Objective:
Reproduce the entries from the first line through the line with "- comment-text-line: เมนูไว้หลายชั้น", replacing "avatar-image" with "profile-image" and keeping everything else unchanged. Give only those lines.

= = = = =

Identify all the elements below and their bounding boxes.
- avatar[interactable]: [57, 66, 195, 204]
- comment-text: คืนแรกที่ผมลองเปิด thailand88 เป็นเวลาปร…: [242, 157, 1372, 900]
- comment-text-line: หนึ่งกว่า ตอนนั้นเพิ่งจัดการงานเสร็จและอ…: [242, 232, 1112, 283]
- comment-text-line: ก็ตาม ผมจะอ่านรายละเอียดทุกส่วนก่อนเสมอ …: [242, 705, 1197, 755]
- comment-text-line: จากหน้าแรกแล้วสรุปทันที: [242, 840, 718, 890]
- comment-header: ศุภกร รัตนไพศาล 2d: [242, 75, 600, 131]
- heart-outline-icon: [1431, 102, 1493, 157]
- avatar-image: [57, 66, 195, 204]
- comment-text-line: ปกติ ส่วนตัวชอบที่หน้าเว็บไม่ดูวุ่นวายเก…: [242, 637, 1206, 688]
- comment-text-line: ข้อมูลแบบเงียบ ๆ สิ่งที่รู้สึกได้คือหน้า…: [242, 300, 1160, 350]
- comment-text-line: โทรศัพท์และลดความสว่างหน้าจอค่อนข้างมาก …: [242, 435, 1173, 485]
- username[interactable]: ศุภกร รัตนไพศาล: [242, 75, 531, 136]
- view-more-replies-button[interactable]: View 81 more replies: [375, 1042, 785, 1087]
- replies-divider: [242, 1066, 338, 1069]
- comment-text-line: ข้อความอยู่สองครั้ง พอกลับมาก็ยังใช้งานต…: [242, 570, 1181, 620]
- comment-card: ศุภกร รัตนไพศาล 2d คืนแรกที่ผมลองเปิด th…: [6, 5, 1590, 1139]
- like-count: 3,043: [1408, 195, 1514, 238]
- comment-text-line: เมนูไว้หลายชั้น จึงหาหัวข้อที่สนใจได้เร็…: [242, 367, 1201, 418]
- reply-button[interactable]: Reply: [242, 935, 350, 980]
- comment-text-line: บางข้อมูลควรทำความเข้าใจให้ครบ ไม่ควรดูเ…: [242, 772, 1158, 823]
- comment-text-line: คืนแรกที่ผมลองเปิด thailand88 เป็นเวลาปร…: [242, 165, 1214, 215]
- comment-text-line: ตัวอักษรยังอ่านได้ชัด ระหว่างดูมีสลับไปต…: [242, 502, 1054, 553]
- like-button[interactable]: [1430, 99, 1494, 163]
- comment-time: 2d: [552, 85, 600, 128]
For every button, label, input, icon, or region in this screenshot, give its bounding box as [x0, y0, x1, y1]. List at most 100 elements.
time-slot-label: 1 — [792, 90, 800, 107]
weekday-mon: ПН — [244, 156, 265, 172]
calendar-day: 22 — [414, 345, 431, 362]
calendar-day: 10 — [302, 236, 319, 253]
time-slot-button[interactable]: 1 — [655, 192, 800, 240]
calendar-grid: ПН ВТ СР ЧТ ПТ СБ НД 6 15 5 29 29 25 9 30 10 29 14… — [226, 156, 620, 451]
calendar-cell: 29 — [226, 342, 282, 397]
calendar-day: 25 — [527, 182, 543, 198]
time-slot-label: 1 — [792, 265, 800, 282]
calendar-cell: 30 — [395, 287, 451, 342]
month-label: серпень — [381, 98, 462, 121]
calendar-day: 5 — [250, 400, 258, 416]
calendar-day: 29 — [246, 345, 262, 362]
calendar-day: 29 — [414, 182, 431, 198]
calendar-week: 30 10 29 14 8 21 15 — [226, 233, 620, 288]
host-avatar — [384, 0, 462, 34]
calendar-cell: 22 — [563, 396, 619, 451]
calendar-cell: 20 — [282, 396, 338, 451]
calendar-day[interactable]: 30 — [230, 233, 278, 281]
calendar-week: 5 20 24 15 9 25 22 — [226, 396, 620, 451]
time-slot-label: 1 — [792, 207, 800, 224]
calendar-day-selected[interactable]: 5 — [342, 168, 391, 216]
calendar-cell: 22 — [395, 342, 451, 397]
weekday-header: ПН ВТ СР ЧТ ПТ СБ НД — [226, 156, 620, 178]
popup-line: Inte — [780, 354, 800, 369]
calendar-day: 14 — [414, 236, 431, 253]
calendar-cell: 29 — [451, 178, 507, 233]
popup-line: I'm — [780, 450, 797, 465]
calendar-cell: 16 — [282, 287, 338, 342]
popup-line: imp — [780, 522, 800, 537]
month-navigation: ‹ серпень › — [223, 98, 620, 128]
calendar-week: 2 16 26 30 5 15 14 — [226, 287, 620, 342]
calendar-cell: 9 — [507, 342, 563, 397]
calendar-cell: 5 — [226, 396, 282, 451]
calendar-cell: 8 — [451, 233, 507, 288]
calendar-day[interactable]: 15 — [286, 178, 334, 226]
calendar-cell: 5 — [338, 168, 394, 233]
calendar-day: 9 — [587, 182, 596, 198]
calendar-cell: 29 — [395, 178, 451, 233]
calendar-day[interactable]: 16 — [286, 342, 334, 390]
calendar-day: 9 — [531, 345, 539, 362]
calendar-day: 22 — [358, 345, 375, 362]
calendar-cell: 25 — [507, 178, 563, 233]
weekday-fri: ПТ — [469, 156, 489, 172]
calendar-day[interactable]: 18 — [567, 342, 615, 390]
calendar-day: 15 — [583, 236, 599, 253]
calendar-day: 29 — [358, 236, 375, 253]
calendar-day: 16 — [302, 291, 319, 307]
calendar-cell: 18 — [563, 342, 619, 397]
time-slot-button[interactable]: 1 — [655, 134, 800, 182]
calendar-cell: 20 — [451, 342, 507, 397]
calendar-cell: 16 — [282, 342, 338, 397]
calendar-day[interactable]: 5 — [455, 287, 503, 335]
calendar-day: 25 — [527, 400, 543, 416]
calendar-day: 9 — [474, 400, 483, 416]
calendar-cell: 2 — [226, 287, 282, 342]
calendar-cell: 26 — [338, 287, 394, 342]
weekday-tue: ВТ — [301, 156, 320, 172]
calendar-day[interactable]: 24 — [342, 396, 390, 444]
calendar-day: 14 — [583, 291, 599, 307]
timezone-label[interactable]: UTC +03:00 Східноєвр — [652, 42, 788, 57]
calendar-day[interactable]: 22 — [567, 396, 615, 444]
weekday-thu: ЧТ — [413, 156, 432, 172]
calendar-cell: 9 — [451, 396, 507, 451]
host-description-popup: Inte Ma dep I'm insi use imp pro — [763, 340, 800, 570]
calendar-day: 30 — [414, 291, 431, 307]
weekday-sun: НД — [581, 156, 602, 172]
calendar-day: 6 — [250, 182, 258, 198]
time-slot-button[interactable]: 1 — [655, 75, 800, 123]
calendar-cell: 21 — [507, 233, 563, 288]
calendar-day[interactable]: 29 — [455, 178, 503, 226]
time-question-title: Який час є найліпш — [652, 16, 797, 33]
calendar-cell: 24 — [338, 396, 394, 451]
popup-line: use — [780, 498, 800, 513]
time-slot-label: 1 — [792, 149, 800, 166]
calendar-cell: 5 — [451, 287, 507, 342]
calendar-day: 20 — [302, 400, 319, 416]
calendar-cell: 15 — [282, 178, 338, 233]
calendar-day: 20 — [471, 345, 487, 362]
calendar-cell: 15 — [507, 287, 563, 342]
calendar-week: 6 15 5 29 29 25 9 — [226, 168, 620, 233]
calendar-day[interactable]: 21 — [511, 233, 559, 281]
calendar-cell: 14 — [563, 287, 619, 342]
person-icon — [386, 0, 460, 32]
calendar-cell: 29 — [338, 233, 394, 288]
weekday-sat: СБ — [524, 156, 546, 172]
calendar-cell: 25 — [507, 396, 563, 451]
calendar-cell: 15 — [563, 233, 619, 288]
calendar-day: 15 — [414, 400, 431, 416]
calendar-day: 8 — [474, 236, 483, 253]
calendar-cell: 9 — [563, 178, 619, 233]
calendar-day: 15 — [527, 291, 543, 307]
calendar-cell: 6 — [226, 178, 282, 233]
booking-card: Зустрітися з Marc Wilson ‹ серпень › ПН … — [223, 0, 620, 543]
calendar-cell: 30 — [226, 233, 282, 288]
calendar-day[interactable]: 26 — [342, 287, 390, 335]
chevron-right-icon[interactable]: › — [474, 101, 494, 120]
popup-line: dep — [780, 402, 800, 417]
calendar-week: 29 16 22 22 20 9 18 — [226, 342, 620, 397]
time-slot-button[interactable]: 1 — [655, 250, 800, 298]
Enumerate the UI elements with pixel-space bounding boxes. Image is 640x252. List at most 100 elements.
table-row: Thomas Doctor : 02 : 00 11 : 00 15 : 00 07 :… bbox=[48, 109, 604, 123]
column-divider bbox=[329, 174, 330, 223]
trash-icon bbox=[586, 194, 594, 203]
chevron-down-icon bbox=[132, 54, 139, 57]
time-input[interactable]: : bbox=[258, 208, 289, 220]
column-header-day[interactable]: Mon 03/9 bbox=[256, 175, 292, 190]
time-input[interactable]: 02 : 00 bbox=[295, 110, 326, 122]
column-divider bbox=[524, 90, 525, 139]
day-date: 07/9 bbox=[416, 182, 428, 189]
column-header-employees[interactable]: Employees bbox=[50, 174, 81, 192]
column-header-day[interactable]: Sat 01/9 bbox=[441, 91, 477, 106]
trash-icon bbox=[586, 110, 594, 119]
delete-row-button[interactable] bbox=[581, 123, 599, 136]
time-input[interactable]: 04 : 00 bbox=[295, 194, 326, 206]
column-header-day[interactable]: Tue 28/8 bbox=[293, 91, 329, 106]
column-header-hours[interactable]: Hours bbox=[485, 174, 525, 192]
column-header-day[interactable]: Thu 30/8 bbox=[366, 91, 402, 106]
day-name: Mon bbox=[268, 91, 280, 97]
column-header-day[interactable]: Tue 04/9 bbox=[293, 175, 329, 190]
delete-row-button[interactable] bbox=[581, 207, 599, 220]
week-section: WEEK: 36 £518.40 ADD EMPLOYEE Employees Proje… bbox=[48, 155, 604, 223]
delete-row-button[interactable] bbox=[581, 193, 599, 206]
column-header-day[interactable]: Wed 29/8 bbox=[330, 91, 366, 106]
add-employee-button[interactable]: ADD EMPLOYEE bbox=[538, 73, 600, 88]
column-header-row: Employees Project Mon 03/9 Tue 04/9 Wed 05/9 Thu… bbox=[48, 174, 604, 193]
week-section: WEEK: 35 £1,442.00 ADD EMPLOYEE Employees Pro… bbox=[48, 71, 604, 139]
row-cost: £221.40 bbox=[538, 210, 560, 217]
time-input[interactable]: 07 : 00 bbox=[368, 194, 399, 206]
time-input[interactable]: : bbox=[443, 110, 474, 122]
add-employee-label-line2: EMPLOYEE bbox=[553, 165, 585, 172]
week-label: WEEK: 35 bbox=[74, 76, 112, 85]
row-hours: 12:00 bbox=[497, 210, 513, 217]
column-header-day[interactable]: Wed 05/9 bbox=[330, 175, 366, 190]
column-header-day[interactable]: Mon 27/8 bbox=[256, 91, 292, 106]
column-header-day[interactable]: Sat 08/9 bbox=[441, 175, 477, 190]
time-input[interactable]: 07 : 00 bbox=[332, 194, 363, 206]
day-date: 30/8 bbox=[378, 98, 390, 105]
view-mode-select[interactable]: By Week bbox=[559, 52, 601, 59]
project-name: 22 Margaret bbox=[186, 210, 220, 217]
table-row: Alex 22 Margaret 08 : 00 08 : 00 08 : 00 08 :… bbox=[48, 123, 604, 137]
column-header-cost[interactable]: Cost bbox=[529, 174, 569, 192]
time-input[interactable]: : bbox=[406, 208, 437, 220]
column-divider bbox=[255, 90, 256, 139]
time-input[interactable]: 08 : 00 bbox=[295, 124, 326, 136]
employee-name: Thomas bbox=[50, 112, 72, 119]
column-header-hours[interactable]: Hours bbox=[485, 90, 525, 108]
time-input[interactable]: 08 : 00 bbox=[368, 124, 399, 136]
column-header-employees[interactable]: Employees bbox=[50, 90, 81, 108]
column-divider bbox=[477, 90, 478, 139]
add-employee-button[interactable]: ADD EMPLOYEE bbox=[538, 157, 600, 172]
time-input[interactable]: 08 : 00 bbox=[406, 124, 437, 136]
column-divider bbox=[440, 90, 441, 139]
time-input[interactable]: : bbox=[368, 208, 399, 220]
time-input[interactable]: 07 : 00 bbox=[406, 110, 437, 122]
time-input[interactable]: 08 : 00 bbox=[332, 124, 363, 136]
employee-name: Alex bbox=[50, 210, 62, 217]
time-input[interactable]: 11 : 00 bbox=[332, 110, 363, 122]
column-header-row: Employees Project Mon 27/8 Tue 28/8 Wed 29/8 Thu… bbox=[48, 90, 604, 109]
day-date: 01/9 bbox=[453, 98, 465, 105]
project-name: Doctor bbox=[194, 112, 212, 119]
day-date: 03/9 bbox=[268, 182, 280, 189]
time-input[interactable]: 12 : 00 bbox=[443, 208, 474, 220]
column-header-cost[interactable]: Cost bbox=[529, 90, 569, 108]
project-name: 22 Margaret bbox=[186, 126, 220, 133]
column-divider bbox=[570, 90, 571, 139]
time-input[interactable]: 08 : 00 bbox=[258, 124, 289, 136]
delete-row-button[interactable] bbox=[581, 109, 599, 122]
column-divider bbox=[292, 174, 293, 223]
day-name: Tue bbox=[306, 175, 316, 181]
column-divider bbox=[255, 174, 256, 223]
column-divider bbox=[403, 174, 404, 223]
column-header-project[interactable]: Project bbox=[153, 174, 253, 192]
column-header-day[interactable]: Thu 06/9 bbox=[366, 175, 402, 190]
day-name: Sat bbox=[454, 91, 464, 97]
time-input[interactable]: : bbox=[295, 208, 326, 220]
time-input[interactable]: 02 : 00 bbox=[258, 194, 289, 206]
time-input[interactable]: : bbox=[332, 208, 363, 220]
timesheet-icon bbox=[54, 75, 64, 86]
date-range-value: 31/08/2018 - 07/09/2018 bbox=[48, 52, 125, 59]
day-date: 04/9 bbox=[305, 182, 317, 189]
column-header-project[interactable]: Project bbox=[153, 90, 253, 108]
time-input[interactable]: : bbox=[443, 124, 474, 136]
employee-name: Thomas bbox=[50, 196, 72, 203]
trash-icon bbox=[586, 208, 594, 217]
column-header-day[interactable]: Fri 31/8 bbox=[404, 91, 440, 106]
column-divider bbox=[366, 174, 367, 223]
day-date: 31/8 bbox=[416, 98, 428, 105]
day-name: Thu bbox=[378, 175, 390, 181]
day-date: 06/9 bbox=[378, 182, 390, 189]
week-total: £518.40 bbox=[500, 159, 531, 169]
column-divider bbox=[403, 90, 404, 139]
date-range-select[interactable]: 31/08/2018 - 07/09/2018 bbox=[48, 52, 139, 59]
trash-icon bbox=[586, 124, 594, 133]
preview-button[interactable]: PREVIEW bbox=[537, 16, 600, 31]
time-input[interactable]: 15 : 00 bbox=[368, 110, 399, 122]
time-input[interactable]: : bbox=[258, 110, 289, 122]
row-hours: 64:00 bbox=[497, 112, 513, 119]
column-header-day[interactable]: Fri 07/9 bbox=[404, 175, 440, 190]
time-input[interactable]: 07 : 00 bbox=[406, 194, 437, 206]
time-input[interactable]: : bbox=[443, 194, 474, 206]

= = = = =

Completed task:
Identify all the elements below and their bounding boxes.
- avatar[interactable]: [57, 66, 195, 204]
- comment-text: คืนแรกที่ผมลองเปิด thailand88 เป็นเวลาปร…: [242, 157, 1372, 900]
- comment-text-line: หนึ่งกว่า ตอนนั้นเพิ่งจัดการงานเสร็จและอ…: [242, 232, 1112, 283]
- comment-text-line: ก็ตาม ผมจะอ่านรายละเอียดทุกส่วนก่อนเสมอ …: [242, 705, 1197, 755]
- comment-text-line: จากหน้าแรกแล้วสรุปทันที: [242, 840, 718, 890]
- comment-header: ศุภกร รัตนไพศาล 2d: [242, 75, 600, 131]
- heart-outline-icon: [1431, 102, 1493, 157]
- profile-image: [57, 66, 195, 204]
- comment-text-line: ปกติ ส่วนตัวชอบที่หน้าเว็บไม่ดูวุ่นวายเก…: [242, 637, 1206, 688]
- comment-text-line: ข้อมูลแบบเงียบ ๆ สิ่งที่รู้สึกได้คือหน้า…: [242, 300, 1160, 350]
- comment-text-line: โทรศัพท์และลดความสว่างหน้าจอค่อนข้างมาก …: [242, 435, 1173, 485]
- username[interactable]: ศุภกร รัตนไพศาล: [242, 75, 531, 136]
- view-more-replies-button[interactable]: View 81 more replies: [375, 1042, 785, 1087]
- replies-divider: [242, 1066, 338, 1069]
- comment-text-line: ข้อความอยู่สองครั้ง พอกลับมาก็ยังใช้งานต…: [242, 570, 1181, 620]
- comment-card: ศุภกร รัตนไพศาล 2d คืนแรกที่ผมลองเปิด th…: [6, 5, 1590, 1139]
- like-count: 3,043: [1408, 195, 1514, 238]
- comment-text-line: เมนูไว้หลายชั้น จึงหาหัวข้อที่สนใจได้เร็…: [242, 367, 1201, 418]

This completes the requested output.